▶ [What is required]:
Copy each line containing the word "name" from the records that follow, please.

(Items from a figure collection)
— start —

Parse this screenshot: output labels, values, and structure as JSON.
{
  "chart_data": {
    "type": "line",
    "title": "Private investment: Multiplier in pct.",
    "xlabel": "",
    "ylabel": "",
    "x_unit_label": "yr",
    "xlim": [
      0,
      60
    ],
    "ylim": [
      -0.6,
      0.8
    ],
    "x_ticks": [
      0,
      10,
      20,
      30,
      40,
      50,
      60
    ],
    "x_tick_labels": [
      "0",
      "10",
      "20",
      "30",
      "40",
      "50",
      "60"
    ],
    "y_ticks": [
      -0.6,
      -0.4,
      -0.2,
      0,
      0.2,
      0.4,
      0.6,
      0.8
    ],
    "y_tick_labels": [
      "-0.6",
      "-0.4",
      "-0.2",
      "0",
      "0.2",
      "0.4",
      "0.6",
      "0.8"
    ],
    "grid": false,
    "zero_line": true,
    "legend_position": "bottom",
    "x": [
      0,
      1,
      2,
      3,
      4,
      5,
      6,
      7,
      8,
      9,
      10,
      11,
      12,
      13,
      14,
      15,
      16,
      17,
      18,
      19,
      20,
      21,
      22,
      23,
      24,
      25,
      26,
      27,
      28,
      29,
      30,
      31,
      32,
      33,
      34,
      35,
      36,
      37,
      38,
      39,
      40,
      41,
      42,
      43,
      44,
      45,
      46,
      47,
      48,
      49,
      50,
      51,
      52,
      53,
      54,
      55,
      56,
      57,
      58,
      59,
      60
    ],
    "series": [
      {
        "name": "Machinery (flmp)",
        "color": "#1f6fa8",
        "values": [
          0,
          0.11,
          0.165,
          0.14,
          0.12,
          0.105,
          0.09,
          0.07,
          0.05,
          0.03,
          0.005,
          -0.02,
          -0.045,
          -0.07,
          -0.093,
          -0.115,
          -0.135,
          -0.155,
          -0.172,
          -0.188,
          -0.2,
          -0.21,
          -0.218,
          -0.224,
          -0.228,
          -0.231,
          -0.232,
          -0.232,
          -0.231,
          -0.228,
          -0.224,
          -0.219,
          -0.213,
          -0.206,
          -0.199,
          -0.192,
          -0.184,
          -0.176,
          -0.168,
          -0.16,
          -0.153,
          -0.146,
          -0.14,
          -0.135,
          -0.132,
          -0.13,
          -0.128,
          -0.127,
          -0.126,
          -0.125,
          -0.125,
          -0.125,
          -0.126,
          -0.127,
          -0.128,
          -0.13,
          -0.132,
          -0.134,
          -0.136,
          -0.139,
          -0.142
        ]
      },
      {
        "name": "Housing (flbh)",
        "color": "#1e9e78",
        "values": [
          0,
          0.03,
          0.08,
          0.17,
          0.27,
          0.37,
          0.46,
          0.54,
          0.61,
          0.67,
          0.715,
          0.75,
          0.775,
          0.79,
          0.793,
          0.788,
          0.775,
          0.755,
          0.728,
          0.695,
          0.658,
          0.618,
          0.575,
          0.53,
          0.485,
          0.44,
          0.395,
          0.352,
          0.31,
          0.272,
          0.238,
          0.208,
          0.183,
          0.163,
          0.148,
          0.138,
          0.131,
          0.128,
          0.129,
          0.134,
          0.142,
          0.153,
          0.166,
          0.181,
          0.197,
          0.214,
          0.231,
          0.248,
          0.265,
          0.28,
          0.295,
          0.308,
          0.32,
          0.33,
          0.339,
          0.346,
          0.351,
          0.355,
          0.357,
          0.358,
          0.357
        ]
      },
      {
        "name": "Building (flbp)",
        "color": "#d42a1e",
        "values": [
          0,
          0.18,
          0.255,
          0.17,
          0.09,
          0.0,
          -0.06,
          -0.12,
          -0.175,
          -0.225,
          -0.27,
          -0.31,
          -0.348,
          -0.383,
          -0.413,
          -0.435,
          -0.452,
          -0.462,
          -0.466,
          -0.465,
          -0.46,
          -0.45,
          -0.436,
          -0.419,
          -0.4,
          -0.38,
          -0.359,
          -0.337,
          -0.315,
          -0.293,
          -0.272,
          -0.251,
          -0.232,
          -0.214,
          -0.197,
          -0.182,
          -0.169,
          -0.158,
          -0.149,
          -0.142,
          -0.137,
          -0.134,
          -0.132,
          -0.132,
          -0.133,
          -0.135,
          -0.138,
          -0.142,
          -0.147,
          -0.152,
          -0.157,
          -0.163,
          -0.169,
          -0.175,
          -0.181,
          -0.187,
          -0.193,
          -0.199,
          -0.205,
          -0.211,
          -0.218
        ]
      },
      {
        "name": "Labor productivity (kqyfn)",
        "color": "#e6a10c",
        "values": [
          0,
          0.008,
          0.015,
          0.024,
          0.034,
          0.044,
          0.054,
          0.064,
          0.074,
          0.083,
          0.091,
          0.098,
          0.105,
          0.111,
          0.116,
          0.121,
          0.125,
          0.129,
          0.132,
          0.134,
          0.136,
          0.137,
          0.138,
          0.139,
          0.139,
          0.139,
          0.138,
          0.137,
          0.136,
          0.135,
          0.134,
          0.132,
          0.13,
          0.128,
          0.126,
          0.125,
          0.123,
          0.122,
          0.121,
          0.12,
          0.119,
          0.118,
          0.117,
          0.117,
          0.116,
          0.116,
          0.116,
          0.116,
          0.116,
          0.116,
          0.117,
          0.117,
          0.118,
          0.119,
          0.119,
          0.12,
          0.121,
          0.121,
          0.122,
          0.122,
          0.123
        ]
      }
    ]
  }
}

— end —

▶ [Written response]:
        "name": "Machinery (flmp)",
        "name": "Housing (flbh)",
        "name": "Building (flbp)",
        "name": "Labor productivity (kqyfn)",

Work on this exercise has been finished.